PROBLEM TO SOLVE
Find how many lines hold the word "watermark". Give only the number.

PROVIDED DATA
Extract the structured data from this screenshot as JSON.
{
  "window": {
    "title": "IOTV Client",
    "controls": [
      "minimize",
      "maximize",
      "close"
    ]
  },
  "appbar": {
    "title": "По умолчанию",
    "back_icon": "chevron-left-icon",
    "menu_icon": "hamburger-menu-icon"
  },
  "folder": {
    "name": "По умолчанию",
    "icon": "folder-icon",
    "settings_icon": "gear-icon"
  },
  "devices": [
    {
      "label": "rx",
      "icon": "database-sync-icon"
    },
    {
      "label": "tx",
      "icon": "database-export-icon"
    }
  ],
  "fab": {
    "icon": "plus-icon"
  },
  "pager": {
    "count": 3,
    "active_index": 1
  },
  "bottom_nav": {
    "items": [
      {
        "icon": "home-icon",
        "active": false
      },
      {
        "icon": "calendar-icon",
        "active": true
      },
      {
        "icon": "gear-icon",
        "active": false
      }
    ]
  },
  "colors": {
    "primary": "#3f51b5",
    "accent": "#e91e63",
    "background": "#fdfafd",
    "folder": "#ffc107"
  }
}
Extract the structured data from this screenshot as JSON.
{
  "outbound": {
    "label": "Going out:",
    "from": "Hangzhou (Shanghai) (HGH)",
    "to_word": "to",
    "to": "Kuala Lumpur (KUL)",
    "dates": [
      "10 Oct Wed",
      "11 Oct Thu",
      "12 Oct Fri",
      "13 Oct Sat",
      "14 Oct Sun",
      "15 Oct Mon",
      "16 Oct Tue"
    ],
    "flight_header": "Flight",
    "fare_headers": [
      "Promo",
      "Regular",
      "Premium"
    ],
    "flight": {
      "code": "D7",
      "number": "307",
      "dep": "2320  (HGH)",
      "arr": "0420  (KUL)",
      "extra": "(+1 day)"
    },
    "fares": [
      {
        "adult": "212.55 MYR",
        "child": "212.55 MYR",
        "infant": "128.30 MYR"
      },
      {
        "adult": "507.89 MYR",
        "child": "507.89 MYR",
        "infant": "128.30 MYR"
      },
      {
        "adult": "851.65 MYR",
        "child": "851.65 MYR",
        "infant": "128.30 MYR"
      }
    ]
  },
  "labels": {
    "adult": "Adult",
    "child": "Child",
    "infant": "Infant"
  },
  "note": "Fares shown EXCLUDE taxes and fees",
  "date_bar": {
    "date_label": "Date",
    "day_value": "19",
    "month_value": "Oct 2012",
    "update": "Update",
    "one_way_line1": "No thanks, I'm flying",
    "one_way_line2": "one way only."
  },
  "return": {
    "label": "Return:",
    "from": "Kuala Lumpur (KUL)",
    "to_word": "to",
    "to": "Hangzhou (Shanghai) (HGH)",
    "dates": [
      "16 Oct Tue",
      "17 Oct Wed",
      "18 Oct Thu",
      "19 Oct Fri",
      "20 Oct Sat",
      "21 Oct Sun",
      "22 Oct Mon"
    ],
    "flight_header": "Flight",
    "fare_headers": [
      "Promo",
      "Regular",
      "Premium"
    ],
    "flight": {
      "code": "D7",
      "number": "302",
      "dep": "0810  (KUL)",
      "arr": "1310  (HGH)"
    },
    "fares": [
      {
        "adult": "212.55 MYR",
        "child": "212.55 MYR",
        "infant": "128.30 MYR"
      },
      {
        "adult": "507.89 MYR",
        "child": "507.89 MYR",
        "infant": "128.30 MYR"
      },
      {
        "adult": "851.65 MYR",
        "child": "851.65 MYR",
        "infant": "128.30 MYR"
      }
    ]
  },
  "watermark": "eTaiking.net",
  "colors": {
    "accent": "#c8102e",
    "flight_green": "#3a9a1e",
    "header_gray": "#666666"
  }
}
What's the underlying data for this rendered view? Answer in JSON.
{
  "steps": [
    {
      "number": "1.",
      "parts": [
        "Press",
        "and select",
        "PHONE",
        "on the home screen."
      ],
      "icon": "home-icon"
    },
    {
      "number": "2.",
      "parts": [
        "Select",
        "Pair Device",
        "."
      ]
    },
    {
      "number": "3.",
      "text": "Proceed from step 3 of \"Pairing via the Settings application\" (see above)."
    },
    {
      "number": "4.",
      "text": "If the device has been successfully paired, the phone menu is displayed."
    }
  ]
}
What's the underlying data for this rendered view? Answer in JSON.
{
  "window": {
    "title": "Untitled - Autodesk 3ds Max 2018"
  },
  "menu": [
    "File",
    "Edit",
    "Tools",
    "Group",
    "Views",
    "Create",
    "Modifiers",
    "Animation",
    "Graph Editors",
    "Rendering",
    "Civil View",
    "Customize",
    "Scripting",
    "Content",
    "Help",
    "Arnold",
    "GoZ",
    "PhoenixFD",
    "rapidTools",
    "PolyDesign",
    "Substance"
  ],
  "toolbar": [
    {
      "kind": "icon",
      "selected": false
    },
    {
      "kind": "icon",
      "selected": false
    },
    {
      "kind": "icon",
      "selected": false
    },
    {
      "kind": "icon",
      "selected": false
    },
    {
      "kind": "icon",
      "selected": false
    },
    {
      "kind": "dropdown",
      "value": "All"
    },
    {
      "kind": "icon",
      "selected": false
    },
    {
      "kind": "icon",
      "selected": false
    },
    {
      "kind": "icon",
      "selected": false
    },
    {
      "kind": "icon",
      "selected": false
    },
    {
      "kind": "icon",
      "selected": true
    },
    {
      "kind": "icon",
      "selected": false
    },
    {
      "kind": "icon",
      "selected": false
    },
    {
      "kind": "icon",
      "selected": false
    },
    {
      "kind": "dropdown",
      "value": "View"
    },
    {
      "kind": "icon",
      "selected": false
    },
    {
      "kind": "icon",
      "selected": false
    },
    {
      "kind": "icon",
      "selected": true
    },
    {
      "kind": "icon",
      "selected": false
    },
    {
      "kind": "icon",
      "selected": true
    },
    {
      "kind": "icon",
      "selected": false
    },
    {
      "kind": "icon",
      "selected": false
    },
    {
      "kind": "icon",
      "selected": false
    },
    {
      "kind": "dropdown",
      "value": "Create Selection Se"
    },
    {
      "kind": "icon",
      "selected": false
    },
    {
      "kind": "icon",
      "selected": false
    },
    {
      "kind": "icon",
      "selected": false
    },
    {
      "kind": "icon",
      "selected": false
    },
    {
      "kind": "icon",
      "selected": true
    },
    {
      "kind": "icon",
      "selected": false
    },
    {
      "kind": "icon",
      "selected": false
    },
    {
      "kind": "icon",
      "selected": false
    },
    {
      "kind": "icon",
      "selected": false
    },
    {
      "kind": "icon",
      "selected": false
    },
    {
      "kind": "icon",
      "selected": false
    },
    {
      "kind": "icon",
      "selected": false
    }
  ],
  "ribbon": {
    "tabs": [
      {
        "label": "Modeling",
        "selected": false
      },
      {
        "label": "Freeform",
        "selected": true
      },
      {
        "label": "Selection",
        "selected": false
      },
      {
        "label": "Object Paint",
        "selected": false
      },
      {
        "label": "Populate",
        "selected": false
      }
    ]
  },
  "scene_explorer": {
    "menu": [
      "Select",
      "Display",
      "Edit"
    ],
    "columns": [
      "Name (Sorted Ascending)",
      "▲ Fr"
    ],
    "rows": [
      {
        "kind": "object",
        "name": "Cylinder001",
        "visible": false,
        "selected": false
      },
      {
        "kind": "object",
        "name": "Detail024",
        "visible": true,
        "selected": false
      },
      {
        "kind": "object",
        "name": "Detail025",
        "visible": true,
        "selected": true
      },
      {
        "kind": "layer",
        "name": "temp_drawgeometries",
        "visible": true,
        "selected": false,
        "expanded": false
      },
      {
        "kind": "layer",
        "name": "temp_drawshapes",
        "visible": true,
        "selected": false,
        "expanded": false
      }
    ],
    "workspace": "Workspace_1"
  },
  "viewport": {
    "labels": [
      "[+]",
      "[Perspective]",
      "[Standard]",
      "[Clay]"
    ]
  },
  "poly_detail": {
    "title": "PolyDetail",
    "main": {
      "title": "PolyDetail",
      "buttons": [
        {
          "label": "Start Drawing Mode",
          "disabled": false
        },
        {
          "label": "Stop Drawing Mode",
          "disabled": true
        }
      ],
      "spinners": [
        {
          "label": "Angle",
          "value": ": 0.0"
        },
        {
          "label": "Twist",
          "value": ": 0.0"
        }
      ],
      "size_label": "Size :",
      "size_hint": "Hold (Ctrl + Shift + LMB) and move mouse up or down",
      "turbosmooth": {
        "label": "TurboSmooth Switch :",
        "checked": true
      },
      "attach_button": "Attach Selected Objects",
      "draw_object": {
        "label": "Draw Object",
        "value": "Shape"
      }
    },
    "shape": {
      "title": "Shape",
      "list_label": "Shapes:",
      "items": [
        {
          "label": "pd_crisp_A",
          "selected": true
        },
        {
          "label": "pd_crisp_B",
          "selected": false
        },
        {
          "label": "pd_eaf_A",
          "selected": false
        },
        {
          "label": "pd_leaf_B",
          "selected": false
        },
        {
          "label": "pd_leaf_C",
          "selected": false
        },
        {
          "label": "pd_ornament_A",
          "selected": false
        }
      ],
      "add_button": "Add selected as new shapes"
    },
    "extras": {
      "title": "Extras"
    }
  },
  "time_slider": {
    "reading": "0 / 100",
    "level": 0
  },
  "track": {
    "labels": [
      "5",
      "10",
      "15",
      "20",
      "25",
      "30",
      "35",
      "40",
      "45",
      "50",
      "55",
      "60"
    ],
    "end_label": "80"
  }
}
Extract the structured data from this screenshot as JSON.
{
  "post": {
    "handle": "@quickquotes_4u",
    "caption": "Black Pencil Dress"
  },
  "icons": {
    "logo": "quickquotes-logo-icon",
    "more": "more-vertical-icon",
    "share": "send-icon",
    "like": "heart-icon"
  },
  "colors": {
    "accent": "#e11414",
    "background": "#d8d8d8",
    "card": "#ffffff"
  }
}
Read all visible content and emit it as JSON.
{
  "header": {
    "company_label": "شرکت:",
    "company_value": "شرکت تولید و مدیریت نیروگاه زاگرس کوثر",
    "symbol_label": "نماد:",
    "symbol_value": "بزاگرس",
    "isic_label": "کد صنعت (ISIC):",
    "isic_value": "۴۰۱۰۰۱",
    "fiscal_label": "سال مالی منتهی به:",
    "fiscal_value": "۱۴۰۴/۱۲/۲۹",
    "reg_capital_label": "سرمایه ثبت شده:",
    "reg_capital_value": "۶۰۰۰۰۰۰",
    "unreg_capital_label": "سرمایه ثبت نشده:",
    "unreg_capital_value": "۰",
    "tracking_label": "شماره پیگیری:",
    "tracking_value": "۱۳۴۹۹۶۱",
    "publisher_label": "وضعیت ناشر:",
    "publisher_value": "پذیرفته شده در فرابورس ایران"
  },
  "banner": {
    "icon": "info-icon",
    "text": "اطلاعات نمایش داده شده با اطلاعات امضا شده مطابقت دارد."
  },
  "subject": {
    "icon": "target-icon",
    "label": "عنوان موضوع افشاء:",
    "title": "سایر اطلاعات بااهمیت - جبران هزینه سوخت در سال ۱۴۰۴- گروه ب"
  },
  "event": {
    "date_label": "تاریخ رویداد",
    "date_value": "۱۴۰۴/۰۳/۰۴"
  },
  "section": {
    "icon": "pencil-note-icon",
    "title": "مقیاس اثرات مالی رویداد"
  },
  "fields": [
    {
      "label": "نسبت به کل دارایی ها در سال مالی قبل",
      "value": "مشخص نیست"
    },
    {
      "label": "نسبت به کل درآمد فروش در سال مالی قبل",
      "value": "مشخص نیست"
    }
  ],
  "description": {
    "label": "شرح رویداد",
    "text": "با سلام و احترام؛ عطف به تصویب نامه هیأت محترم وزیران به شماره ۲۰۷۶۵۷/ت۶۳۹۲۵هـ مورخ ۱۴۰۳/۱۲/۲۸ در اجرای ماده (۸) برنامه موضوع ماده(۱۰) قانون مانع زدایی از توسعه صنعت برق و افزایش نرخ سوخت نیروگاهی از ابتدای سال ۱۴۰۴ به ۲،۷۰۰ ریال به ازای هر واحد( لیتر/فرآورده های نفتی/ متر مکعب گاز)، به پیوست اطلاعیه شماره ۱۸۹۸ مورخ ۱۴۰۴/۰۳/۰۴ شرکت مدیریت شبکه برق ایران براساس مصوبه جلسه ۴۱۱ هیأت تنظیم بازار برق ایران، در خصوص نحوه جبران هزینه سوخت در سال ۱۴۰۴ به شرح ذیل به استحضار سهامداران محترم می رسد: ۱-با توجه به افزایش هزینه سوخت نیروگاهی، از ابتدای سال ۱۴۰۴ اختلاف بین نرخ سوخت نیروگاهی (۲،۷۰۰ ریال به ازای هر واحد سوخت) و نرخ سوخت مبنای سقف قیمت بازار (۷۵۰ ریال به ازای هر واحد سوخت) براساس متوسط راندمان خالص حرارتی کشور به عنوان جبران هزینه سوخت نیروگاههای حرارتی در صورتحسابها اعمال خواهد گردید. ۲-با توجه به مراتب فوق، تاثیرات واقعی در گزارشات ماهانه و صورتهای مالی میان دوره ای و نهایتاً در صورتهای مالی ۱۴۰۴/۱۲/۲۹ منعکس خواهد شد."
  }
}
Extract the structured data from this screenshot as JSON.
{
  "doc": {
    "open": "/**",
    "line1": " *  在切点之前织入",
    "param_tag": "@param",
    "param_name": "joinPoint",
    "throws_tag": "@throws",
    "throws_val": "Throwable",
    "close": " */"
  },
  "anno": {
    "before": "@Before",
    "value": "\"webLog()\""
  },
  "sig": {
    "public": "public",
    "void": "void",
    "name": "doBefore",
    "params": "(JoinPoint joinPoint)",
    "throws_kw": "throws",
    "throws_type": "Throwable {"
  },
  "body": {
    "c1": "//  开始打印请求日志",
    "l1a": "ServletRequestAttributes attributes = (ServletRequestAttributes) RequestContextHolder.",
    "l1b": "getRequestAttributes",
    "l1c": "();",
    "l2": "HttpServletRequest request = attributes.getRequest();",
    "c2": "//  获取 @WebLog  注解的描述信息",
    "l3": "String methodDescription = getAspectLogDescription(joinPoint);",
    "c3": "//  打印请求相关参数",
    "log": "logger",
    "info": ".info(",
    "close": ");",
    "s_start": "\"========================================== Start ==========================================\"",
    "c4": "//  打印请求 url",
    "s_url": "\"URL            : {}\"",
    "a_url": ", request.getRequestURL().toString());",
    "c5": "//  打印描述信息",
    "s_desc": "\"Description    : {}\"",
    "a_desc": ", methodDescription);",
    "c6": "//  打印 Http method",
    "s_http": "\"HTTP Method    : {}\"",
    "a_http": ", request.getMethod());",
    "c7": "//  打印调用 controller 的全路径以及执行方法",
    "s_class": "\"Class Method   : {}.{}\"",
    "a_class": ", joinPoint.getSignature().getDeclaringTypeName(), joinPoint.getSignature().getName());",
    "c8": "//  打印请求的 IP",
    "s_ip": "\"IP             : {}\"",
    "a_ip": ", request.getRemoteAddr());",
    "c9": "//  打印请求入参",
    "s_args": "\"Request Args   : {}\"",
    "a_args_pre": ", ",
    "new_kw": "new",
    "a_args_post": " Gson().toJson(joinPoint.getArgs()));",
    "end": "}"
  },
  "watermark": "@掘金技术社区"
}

RESULT FOR THIS TASK
2